JOB: Among the entries below, count the lines that contain the word "Create". Write down only the total.

RECORDS SUPPLIED:
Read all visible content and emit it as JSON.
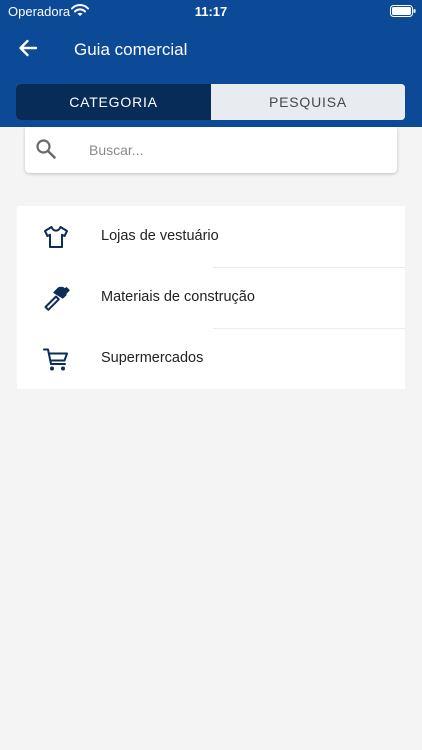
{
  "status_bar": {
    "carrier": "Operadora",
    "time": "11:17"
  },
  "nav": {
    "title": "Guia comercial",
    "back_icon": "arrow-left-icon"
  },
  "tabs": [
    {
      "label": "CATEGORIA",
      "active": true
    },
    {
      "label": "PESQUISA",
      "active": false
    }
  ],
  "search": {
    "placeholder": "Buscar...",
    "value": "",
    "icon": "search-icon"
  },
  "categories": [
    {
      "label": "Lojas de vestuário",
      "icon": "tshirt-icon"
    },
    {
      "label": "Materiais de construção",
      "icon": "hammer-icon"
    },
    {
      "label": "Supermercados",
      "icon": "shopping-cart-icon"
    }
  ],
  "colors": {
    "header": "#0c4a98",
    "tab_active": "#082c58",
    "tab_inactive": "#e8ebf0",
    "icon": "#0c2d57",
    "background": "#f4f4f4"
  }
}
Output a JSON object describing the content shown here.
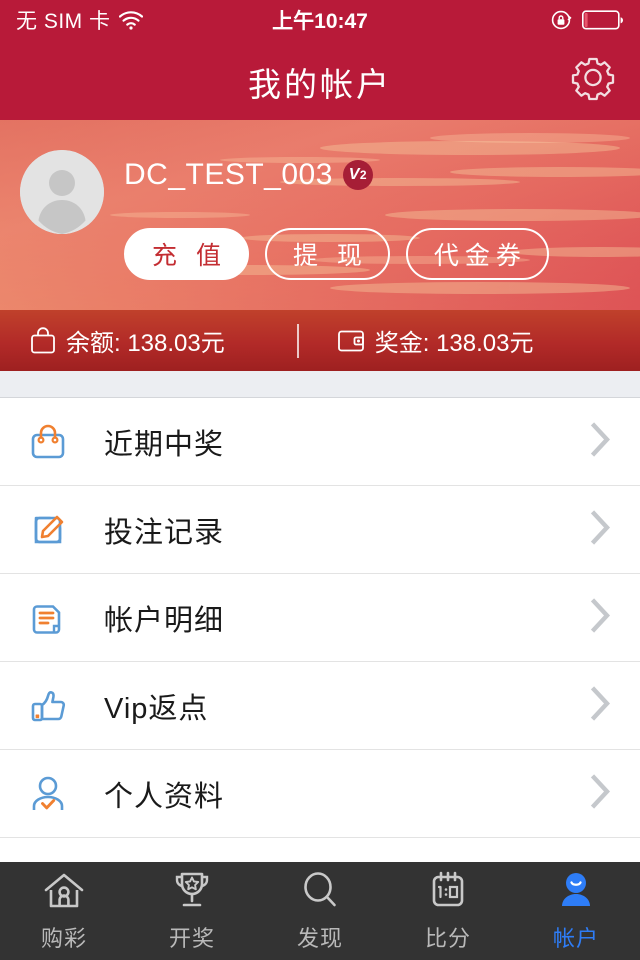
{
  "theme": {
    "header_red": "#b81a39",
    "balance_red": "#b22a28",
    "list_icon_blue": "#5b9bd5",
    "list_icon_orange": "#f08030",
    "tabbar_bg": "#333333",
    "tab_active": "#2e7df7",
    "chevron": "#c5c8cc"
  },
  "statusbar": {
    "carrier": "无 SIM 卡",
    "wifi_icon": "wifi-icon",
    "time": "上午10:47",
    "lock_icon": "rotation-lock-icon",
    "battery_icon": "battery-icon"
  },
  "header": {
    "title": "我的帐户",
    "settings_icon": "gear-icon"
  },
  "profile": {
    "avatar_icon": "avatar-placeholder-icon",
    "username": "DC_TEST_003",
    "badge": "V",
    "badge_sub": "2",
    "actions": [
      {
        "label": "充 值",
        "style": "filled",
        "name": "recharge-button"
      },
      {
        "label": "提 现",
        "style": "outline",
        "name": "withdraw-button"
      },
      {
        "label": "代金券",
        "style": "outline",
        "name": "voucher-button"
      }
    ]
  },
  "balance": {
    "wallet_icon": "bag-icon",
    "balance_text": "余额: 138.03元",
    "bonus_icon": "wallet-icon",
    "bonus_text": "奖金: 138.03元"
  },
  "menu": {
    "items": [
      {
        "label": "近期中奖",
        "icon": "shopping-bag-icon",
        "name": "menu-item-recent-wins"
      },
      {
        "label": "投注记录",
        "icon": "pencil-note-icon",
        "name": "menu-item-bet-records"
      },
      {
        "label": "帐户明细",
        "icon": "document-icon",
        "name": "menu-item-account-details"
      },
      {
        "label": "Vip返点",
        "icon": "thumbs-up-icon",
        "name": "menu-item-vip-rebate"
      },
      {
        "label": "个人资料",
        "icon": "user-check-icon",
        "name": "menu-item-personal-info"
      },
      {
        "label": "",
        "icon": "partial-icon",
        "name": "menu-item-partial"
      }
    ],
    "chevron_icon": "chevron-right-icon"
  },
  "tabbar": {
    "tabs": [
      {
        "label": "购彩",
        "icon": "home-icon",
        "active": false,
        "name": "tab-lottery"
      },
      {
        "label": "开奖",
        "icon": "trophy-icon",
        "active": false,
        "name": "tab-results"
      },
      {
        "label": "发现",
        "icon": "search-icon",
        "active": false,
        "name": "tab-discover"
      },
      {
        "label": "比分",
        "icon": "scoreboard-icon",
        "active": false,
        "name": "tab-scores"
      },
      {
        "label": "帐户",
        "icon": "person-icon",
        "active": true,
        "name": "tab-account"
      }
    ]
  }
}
...
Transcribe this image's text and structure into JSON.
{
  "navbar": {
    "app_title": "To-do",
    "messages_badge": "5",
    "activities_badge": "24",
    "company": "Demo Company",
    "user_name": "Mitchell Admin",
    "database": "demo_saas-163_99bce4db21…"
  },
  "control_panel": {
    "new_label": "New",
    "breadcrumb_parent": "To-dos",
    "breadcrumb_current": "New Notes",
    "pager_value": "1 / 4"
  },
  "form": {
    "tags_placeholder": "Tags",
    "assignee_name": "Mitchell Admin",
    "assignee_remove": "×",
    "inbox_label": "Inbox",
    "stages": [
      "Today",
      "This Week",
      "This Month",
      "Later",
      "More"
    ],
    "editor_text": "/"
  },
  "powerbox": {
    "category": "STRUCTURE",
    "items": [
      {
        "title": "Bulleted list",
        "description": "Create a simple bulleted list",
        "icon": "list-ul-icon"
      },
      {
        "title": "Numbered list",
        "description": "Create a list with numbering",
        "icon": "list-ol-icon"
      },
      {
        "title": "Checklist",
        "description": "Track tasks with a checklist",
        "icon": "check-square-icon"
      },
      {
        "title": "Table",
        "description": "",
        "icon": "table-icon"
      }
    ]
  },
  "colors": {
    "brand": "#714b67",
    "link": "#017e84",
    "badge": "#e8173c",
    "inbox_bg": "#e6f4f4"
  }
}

RESPONSE TO THIS TASK: 2